** BEGIN Stored data **

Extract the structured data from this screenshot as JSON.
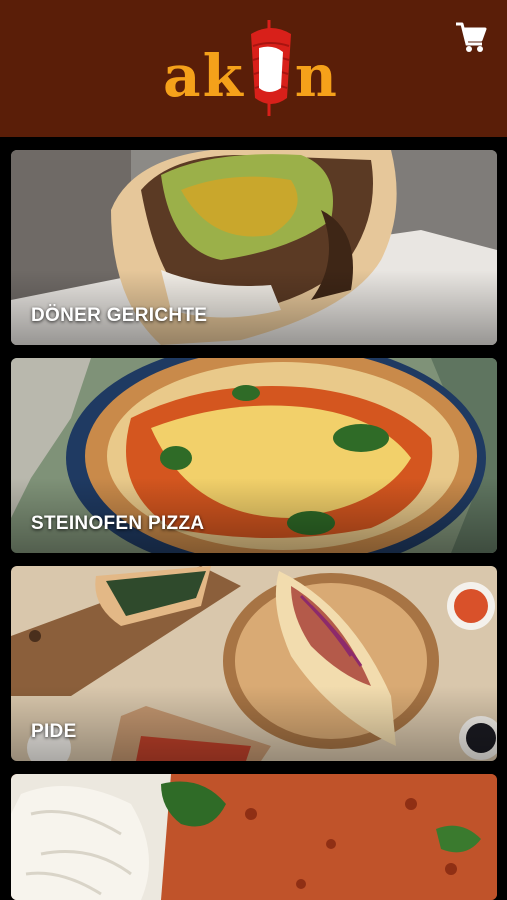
{
  "app": {
    "logo_text": "ak n",
    "logo_brand": "akin"
  },
  "header": {
    "cart_icon": "shopping-cart-icon"
  },
  "categories": [
    {
      "label": "DÖNER GERICHTE"
    },
    {
      "label": "STEINOFEN PIZZA"
    },
    {
      "label": "PIDE"
    },
    {
      "label": ""
    }
  ],
  "colors": {
    "header_bg": "#5a1e08",
    "logo_orange": "#f5a11a",
    "logo_red": "#d8201a"
  }
}
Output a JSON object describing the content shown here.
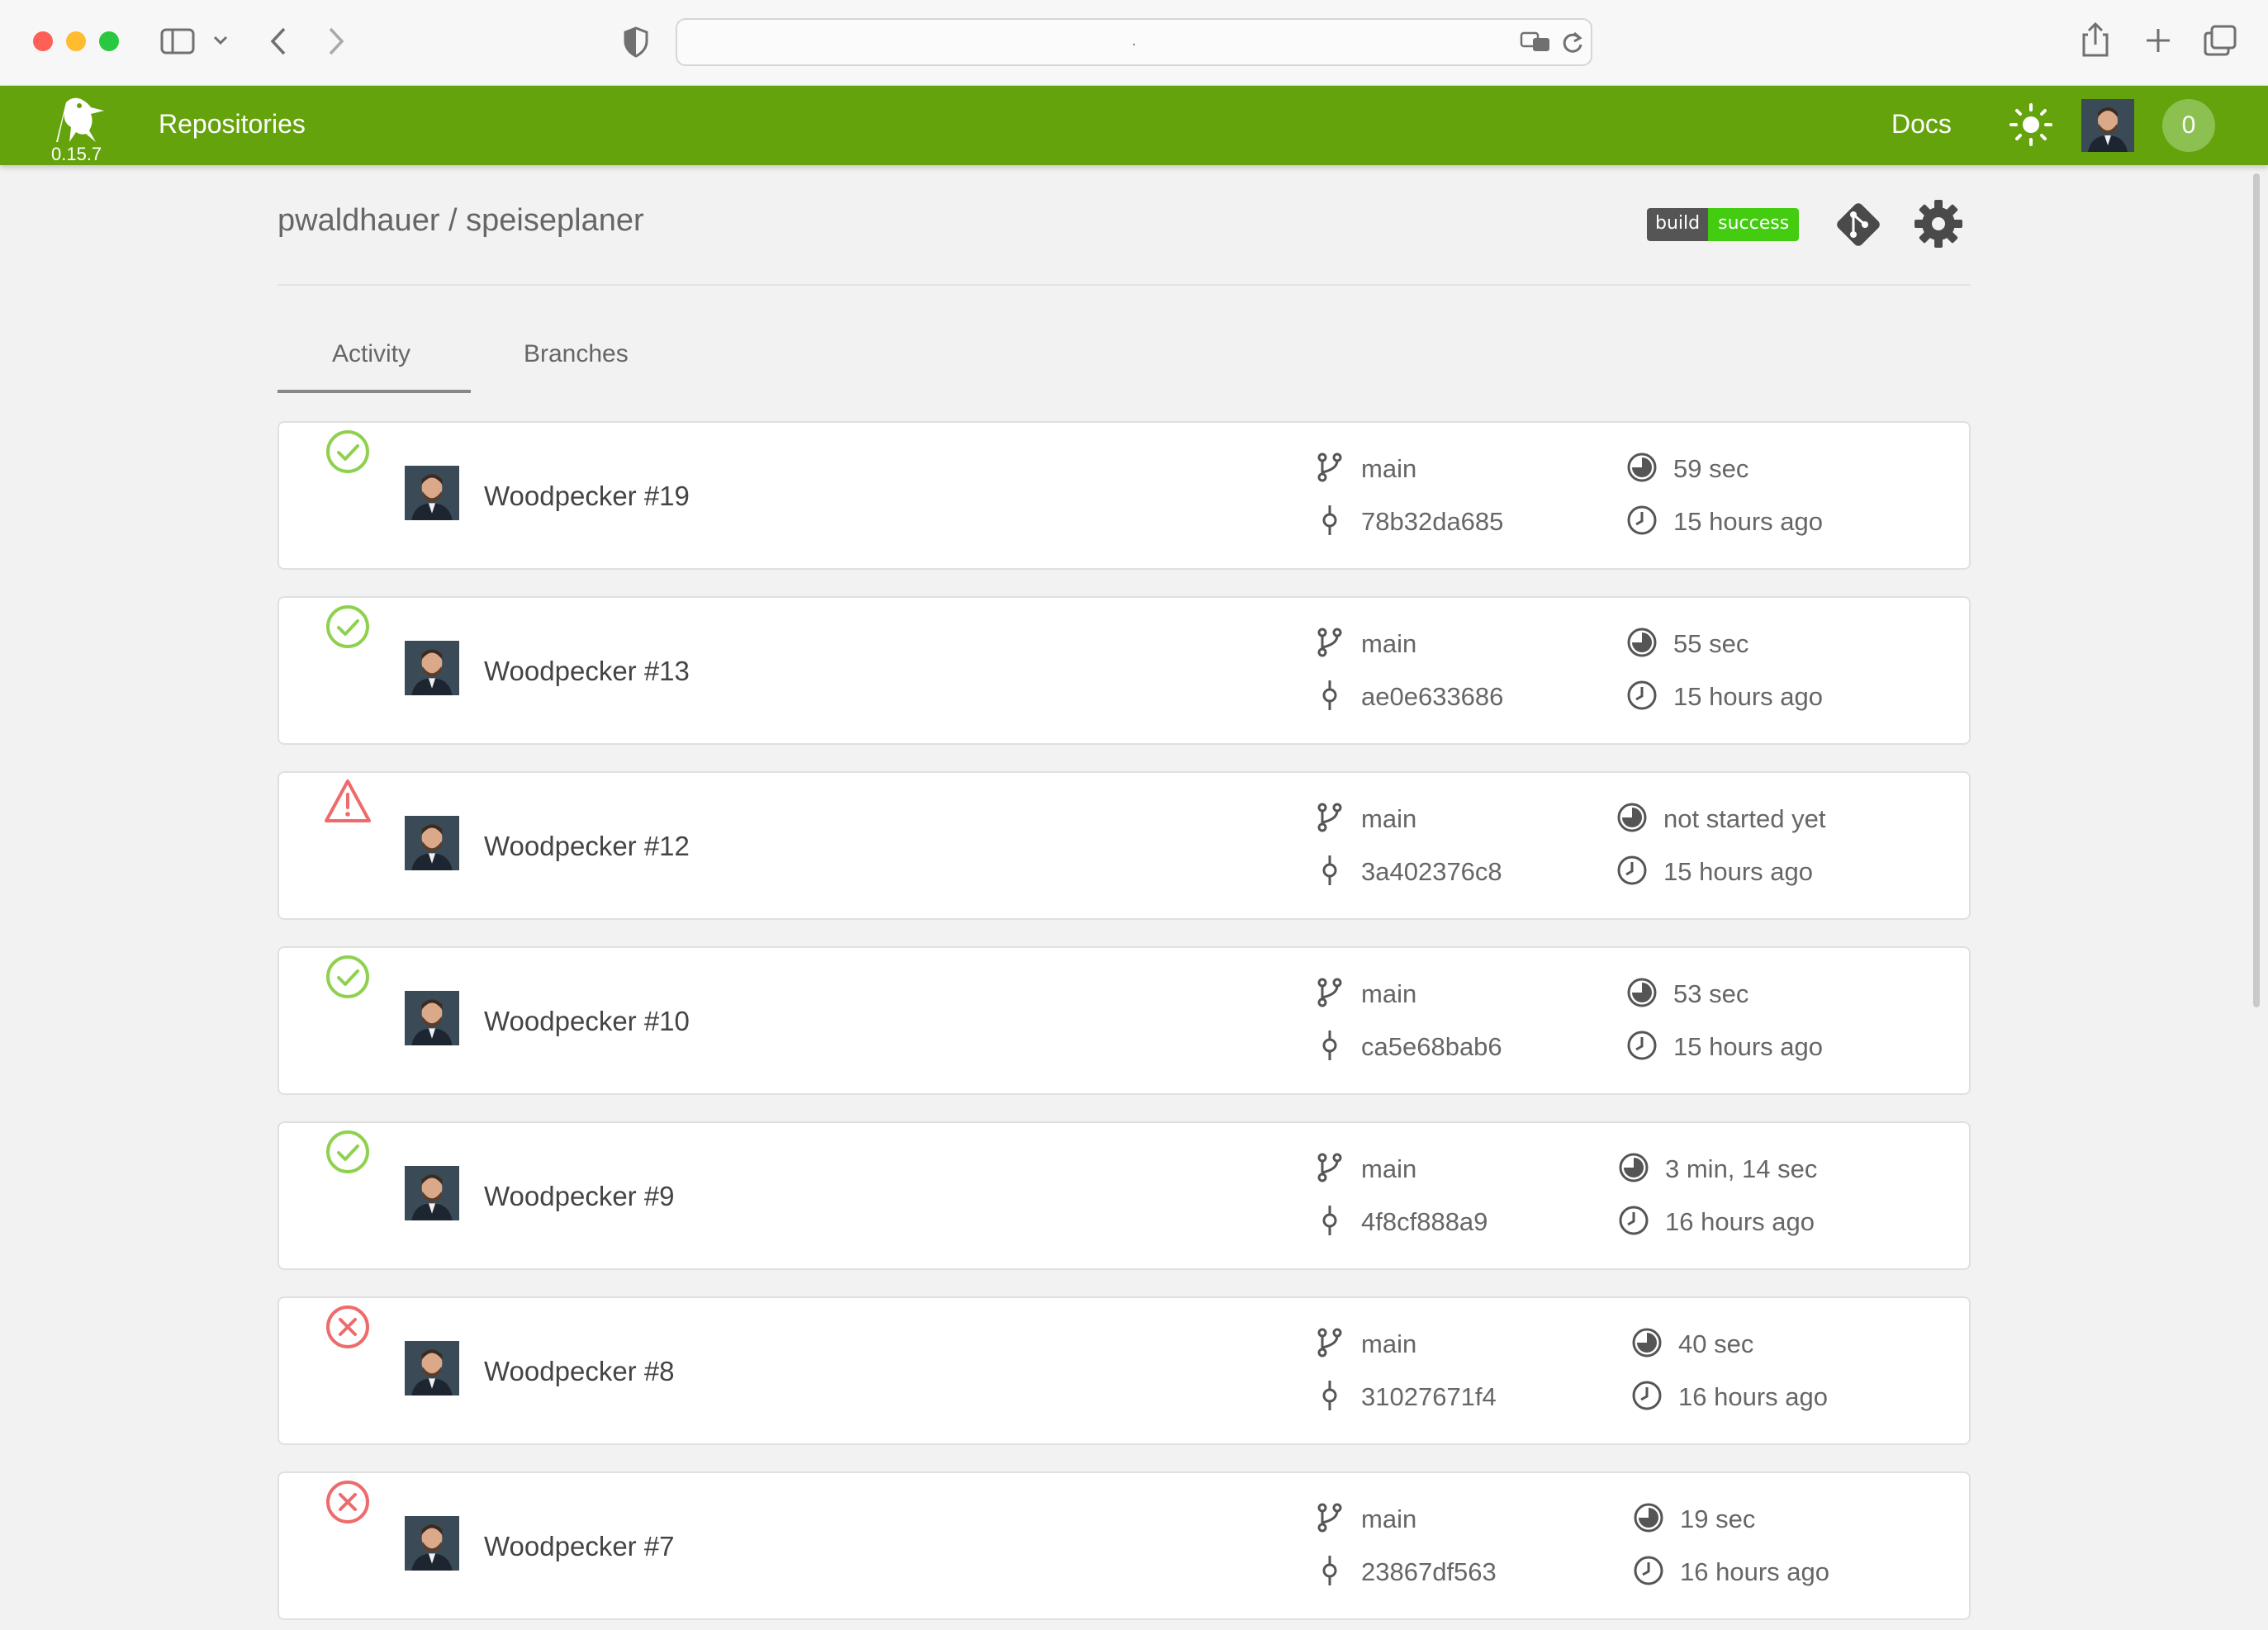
{
  "browser": {
    "url_text": "."
  },
  "app": {
    "version": "0.15.7",
    "nav_repositories": "Repositories",
    "nav_docs": "Docs",
    "pipeline_count": "0"
  },
  "repo": {
    "owner": "pwaldhauer",
    "name": "speiseplaner",
    "full_name": "pwaldhauer / speiseplaner",
    "badge_left": "build",
    "badge_right": "success"
  },
  "tabs": {
    "activity": "Activity",
    "branches": "Branches"
  },
  "colors": {
    "header_green": "#65a30d",
    "success": "#8fd14f",
    "error": "#ef6b6b",
    "badge_green": "#44cc11"
  },
  "builds": [
    {
      "status": "success",
      "status_icon": "check-circle-icon",
      "title": "Woodpecker #19",
      "branch": "main",
      "commit": "78b32da685",
      "duration": "59 sec",
      "started": "15 hours ago"
    },
    {
      "status": "success",
      "status_icon": "check-circle-icon",
      "title": "Woodpecker #13",
      "branch": "main",
      "commit": "ae0e633686",
      "duration": "55 sec",
      "started": "15 hours ago"
    },
    {
      "status": "error",
      "status_icon": "warning-triangle-icon",
      "title": "Woodpecker #12",
      "branch": "main",
      "commit": "3a402376c8",
      "duration": "not started yet",
      "started": "15 hours ago"
    },
    {
      "status": "success",
      "status_icon": "check-circle-icon",
      "title": "Woodpecker #10",
      "branch": "main",
      "commit": "ca5e68bab6",
      "duration": "53 sec",
      "started": "15 hours ago"
    },
    {
      "status": "success",
      "status_icon": "check-circle-icon",
      "title": "Woodpecker #9",
      "branch": "main",
      "commit": "4f8cf888a9",
      "duration": "3 min, 14 sec",
      "started": "16 hours ago"
    },
    {
      "status": "failure",
      "status_icon": "x-circle-icon",
      "title": "Woodpecker #8",
      "branch": "main",
      "commit": "31027671f4",
      "duration": "40 sec",
      "started": "16 hours ago"
    },
    {
      "status": "failure",
      "status_icon": "x-circle-icon",
      "title": "Woodpecker #7",
      "branch": "main",
      "commit": "23867df563",
      "duration": "19 sec",
      "started": "16 hours ago"
    }
  ]
}
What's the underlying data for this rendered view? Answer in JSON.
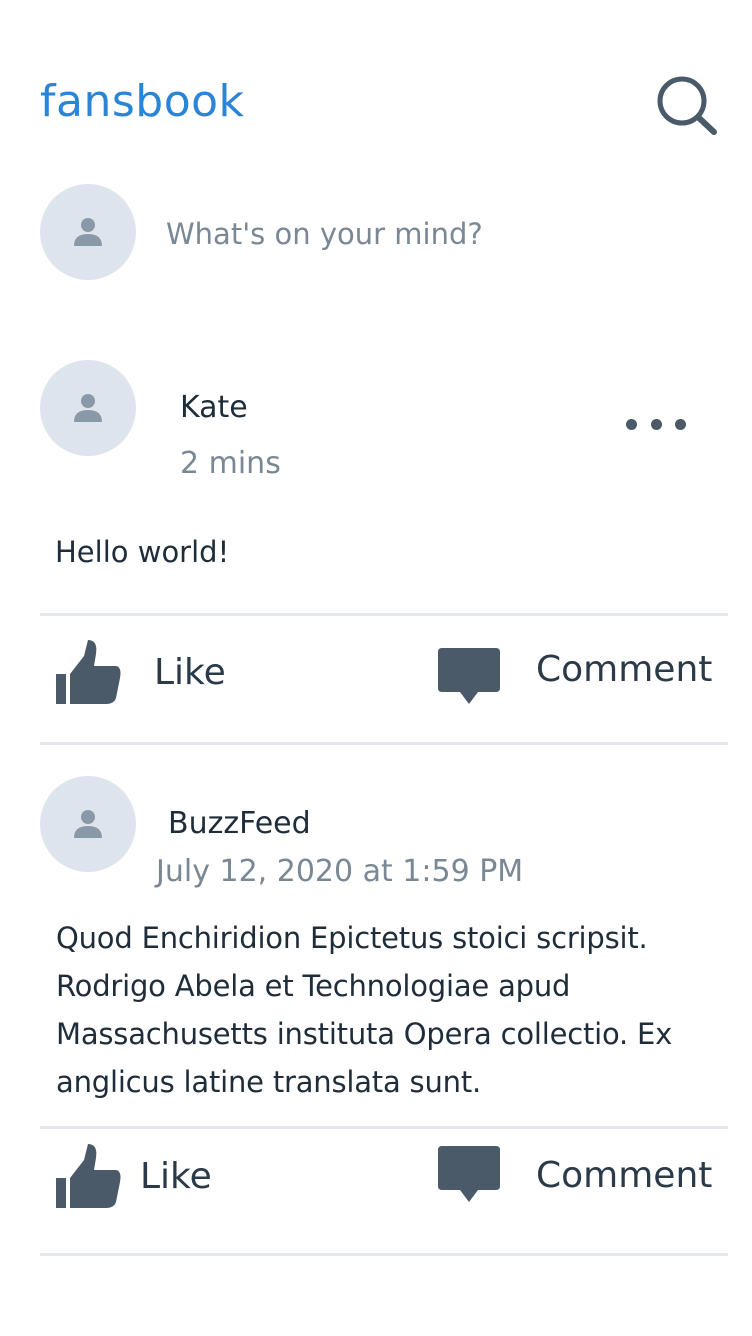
{
  "app": {
    "title": "fansbook"
  },
  "header": {
    "search_icon": "search-icon"
  },
  "composer": {
    "placeholder": "What's on your mind?"
  },
  "posts": [
    {
      "author": "Kate",
      "time": "2 mins",
      "body": "Hello world!",
      "like_label": "Like",
      "comment_label": "Comment"
    },
    {
      "author": "BuzzFeed",
      "time": "July 12, 2020 at 1:59 PM",
      "body": "Quod Enchiridion Epictetus stoici scripsit. Rodrigo Abela et Technologiae apud Massachusetts instituta Opera collectio. Ex anglicus latine translata sunt.",
      "like_label": "Like",
      "comment_label": "Comment"
    }
  ],
  "colors": {
    "brand": "#2b85d6",
    "icon": "#4a5a68",
    "avatar_bg": "#dde4ed",
    "muted_text": "#7a8896",
    "divider": "#e3e8ee"
  }
}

** END Stored data **

[Directions for this task]
Copy the final portion of the records: every line from the one containing "What's the underlying" through the last, word for word, without pictures.

[The completed task]
What's the underlying data for this rendered view? Answer in JSON.
{
  "app": {
    "title": "fansbook"
  },
  "header": {
    "search_icon": "search-icon"
  },
  "composer": {
    "placeholder": "What's on your mind?"
  },
  "posts": [
    {
      "author": "Kate",
      "time": "2 mins",
      "body": "Hello world!",
      "like_label": "Like",
      "comment_label": "Comment"
    },
    {
      "author": "BuzzFeed",
      "time": "July 12, 2020 at 1:59 PM",
      "body": "Quod Enchiridion Epictetus stoici scripsit. Rodrigo Abela et Technologiae apud Massachusetts instituta Opera collectio. Ex anglicus latine translata sunt.",
      "like_label": "Like",
      "comment_label": "Comment"
    }
  ],
  "colors": {
    "brand": "#2b85d6",
    "icon": "#4a5a68",
    "avatar_bg": "#dde4ed",
    "muted_text": "#7a8896",
    "divider": "#e3e8ee"
  }
}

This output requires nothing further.